__TEXTO PARA LEITURA__.
Além disso, o fluxo de caixa será redesenhado. O split payment retira do caixa das empresas parte da flexibilidade que existia no modelo anterior. Haverá mais créditos acumulados no início da transição e mais necessidade de planejamento de capital de giro. O setor financeiro já começa a antecipar esse deslocamento, que poderá acelerar fusões e aquisições como forma de lidar com esse legado.

No âmbito operacional, a reforma deve reordenar cadeias de suprimentos e estrutura logística. Sem guerra fiscal predatória, decisões de localização deixam de ser tributárias e voltam a ser econômicas. Plantas industriais, centros de distribuição e parcerias com fornecedores precisarão ser reavaliados. A reorganização pode gerar custo de curto prazo, mas tende a aumentar a eficiência estrutural. Estados e municípios poderão remodelar seus incentivos que, se continuarem a fazer sentido, terão que transitar pelos orçamentos públicos na forma de subvenções, financiadas pelo novo fundos de desenvolvimento regional.

Tudo isso exige novas competências. Os profissionais da área tributária precisam ser rapidamente preparados para entender de dados, tecnologia, automação e operações. A área fiscal deixa de ser um protocolo interpretativo para se tornar um sistema técnico-operacional, integrado à tecnologia da informação (TI), ao financeiro e às operações.

A pergunta central, portanto, não é "o que a reforma muda?". E, sim: "Estamos cientes dos desafios e preparados para operar o novo modelo?".

E aqui entra o papel da governança interna e dos Conselhos de Administração.

__LISTAGEM FORNECIDA__.
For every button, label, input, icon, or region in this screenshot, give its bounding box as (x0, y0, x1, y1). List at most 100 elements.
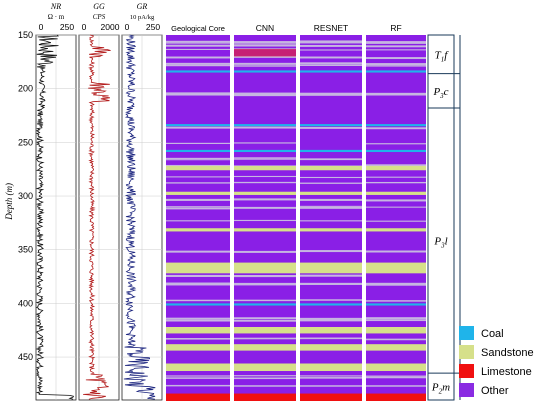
depth-axis-label: Depth (m) (4, 183, 14, 221)
lithology-band (166, 126, 230, 129)
lithology-band (166, 274, 230, 278)
lithology-band (166, 206, 230, 208)
lithology-band (300, 40, 362, 43)
lithology-band (234, 337, 296, 340)
sandstone-band (300, 363, 362, 372)
column-title: Geological Core (171, 24, 225, 33)
depth-tick-label: 350 (18, 245, 33, 255)
legend-swatch (459, 364, 474, 378)
lithology-band (366, 376, 426, 379)
lithology-band (366, 199, 426, 202)
sandstone-band (366, 228, 426, 232)
sandstone-band (366, 327, 426, 334)
lithology-band (166, 182, 230, 184)
lithology-band (366, 206, 426, 208)
lithology-band (234, 317, 296, 320)
depth-tick-label: 250 (18, 137, 33, 147)
lithology-band (366, 45, 426, 48)
coal-band (366, 303, 426, 306)
lithology-band (300, 158, 362, 160)
lithology-band (234, 48, 296, 57)
track-tick-label: 250 (146, 22, 160, 32)
track-unit: 10 pA/kg (130, 14, 155, 21)
lithology-band (300, 44, 362, 47)
lithology-band (234, 284, 296, 286)
limestone-band (166, 393, 230, 401)
lithology-band (300, 205, 362, 207)
coal-band (300, 149, 362, 153)
coal-band (234, 124, 296, 127)
lithology-band (300, 319, 362, 322)
depth-tick-label: 450 (18, 352, 33, 362)
formation-label: T1f (435, 49, 450, 63)
lithology-band (300, 274, 362, 277)
lithology-band (366, 41, 426, 44)
lithology-band (366, 319, 426, 322)
sandstone-band (300, 262, 362, 274)
lithology-band (234, 377, 296, 380)
sandstone-band (300, 191, 362, 195)
lithology-band (234, 62, 296, 65)
sandstone-band (234, 165, 296, 171)
column-title: CNN (256, 23, 274, 33)
lithology-band (166, 337, 230, 340)
lithology-band (366, 338, 426, 341)
lithology-band (300, 158, 362, 161)
lithology-band (234, 385, 296, 387)
sandstone-band (166, 344, 230, 351)
lithology-band (300, 182, 362, 184)
coal-band (234, 303, 296, 306)
lithology-band (166, 317, 230, 320)
formation-label: P2m (431, 382, 450, 396)
coal-band (234, 70, 296, 73)
lithology-band (234, 198, 296, 201)
log-track-gg: GG CPS 0 2000 (78, 2, 120, 401)
lithology-band (166, 284, 230, 286)
track-tick-label: 0 (39, 22, 44, 32)
lithology-band (166, 299, 230, 302)
coal-band (166, 124, 230, 127)
sandstone-band (300, 327, 362, 334)
coal-band (166, 149, 230, 153)
lithology-band (234, 250, 296, 253)
limestone-band (366, 393, 426, 401)
lithology-band (300, 337, 362, 340)
lithology-band (300, 62, 362, 65)
legend-label: Other (481, 385, 509, 397)
coal-band (300, 303, 362, 306)
lithology-band (166, 375, 230, 377)
sandstone-band (166, 262, 230, 274)
lithology-band (300, 56, 362, 59)
lithology-column: CNN (234, 23, 296, 401)
lithology-band (300, 375, 362, 377)
lithology-band (234, 142, 296, 144)
lithology-band (234, 126, 296, 129)
lithology-band (234, 274, 296, 278)
lithology-band (234, 55, 296, 58)
sandstone-band (366, 363, 426, 372)
lithology-band (366, 57, 426, 60)
depth-tick-label: 200 (18, 84, 33, 94)
lithology-band (234, 157, 296, 159)
sandstone-band (166, 165, 230, 171)
lithology-band (166, 282, 230, 285)
sandstone-band (166, 228, 230, 232)
legend-swatch (459, 345, 474, 359)
lithology-band (166, 44, 230, 47)
lithology-band (300, 198, 362, 201)
track-name: GG (93, 2, 105, 11)
sandstone-band (300, 344, 362, 351)
lithology-band (166, 42, 230, 44)
legend-label: Limestone (481, 366, 532, 378)
coal-band (166, 70, 230, 73)
lithology-band (366, 282, 426, 285)
legend-swatch (459, 383, 474, 397)
lithology-band (300, 299, 362, 301)
sandstone-band (366, 262, 426, 274)
depth-tick-label: 400 (18, 298, 33, 308)
lithology-band (166, 159, 230, 161)
lithology-band (366, 375, 426, 377)
coal-band (366, 70, 426, 73)
lithology-column: RF (366, 23, 426, 401)
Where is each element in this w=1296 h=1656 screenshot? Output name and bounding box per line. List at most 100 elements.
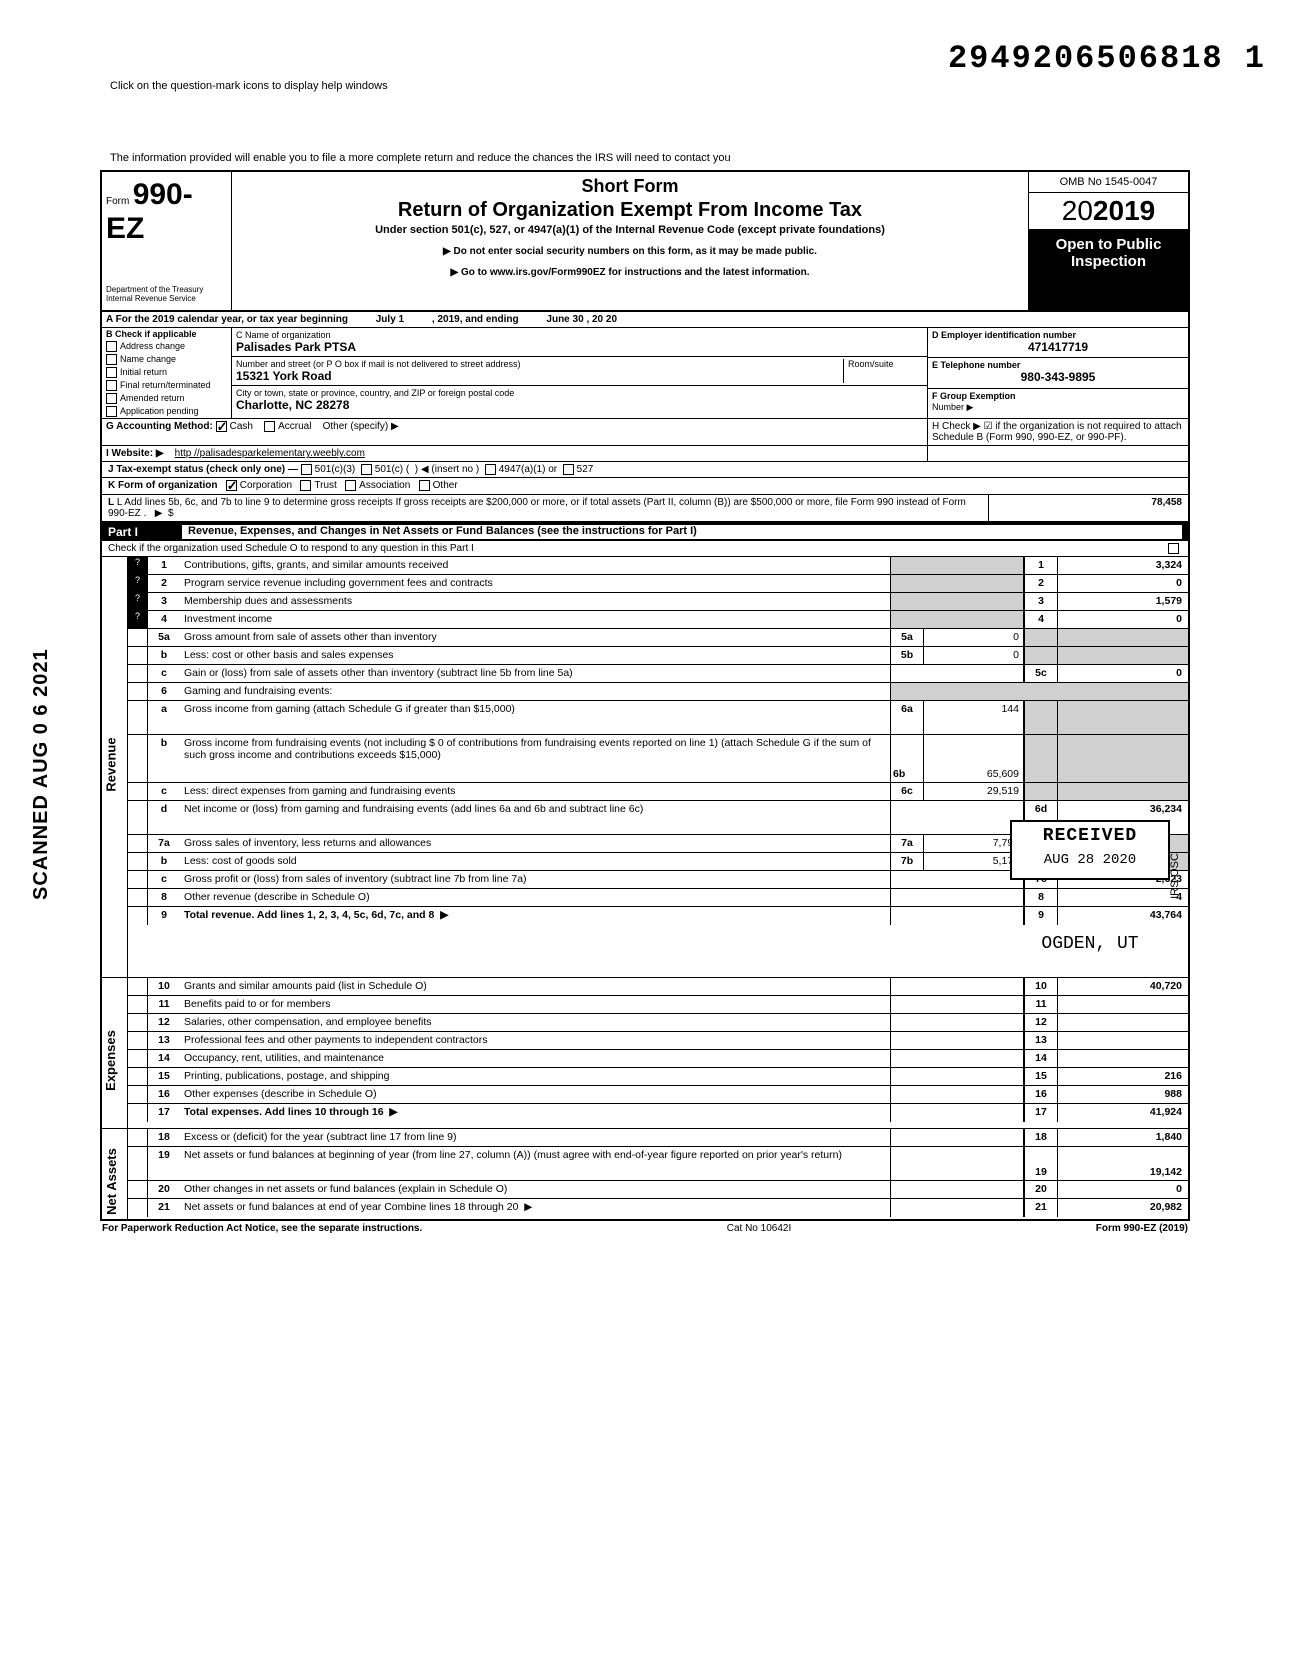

__TAREFAS__.
[1] Redigite o trecho do texto sobre a reforma tributária que vai desde "Além disso, o" até "com esse legado.", sem alterar nada.
[2] Responda com base no texto sobre a reforma tributária:
(a) O que o split payment retira do caixa das empresas?
(b) Sem guerra fiscal predatória, as decisões de localização voltam a ser de que natureza?
(c) A quais áreas o sistema técnico-operacional da área fiscal passa a estar integrado?
[3] Indique se cada afirmação abaixo está de acordo com o texto sobre a reforma tributária e justifique com as palavras exatas do texto:
(a) A reorganização operacional tende a reduzir a eficiência estrutural.
(b) Haverá mais créditos acumulados no início da transição.
(c) O setor financeiro ainda não começou a antecipar o deslocamento no fluxo de caixa.

__RESPOSTAS__.
[1]
Além disso, o fluxo de caixa será redesenhado. O split payment retira do caixa das empresas parte da flexibilidade que existia no modelo anterior. Haverá mais créditos acumulados no início da transição e mais necessidade de planejamento de capital de giro. O setor financeiro já começa a antecipar esse deslocamento, que poderá acelerar fusões e aquisições como forma de lidar com esse legado.

[2]
(a) Parte da flexibilidade que existia no modelo anterior.
(b) Econômica.
(c) À tecnologia da informação (TI), ao financeiro e às operações.

[3]
(a) Não: "A reorganização pode gerar custo de curto prazo, mas tende a aumentar a eficiência estrutural."
(b) Sim: "Haverá mais créditos acumulados no início da transição e mais necessidade de planejamento de capital de giro."
(c) Não: "O setor financeiro já começa a antecipar esse deslocamento".